What to produce:
List all lines in the material below that contain "text".

[Collection entries]
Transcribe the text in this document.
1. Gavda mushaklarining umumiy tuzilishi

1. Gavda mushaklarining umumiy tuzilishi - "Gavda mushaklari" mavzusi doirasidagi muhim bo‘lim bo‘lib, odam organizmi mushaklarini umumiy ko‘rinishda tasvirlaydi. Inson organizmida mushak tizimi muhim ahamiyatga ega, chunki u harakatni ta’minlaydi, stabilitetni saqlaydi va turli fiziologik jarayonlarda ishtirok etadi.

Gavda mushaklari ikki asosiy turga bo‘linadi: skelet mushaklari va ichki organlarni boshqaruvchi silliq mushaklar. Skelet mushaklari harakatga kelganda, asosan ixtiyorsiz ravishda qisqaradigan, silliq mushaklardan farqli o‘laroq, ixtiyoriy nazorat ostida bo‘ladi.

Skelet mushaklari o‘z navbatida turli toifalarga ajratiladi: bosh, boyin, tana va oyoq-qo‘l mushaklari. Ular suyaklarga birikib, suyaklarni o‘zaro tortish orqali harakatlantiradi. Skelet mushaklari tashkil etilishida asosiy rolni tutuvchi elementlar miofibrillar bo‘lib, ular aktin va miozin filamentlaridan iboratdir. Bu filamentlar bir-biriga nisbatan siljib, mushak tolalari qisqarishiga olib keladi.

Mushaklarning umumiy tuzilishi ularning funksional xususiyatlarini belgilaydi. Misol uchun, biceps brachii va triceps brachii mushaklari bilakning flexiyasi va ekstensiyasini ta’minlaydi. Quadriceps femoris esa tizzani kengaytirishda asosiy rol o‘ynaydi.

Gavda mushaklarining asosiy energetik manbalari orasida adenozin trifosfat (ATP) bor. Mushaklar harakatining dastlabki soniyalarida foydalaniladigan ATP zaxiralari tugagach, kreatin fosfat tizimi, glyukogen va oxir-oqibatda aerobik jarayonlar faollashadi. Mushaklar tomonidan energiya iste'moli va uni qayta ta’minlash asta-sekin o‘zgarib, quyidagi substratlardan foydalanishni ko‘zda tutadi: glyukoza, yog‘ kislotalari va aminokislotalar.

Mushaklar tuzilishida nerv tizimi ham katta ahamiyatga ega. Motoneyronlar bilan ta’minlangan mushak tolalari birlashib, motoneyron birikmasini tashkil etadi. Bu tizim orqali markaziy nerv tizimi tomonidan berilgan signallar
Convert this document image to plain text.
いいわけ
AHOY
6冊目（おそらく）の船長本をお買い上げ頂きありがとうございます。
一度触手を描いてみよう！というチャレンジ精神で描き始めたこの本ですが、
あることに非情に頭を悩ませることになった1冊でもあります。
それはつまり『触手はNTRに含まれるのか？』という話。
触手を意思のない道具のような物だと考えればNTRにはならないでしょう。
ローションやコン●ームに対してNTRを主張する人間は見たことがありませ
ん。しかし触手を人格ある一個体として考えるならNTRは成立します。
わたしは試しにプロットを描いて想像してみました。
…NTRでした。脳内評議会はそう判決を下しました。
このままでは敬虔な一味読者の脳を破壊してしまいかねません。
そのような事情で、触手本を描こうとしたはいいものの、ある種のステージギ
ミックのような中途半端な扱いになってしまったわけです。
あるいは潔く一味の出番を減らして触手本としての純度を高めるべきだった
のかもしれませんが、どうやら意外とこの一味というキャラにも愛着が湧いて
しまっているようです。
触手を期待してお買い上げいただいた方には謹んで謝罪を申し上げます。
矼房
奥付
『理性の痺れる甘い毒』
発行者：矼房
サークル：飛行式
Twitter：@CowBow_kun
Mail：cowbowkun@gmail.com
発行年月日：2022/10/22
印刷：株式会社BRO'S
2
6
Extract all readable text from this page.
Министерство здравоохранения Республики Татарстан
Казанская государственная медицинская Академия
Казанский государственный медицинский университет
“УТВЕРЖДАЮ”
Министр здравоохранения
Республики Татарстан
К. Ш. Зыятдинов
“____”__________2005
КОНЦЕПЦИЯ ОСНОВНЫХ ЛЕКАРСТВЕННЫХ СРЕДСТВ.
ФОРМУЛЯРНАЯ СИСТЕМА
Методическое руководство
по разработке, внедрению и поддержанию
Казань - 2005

Task result:
Transcribe the text in this document.
Convert this document image to plain text.
Extract all readable text from this page.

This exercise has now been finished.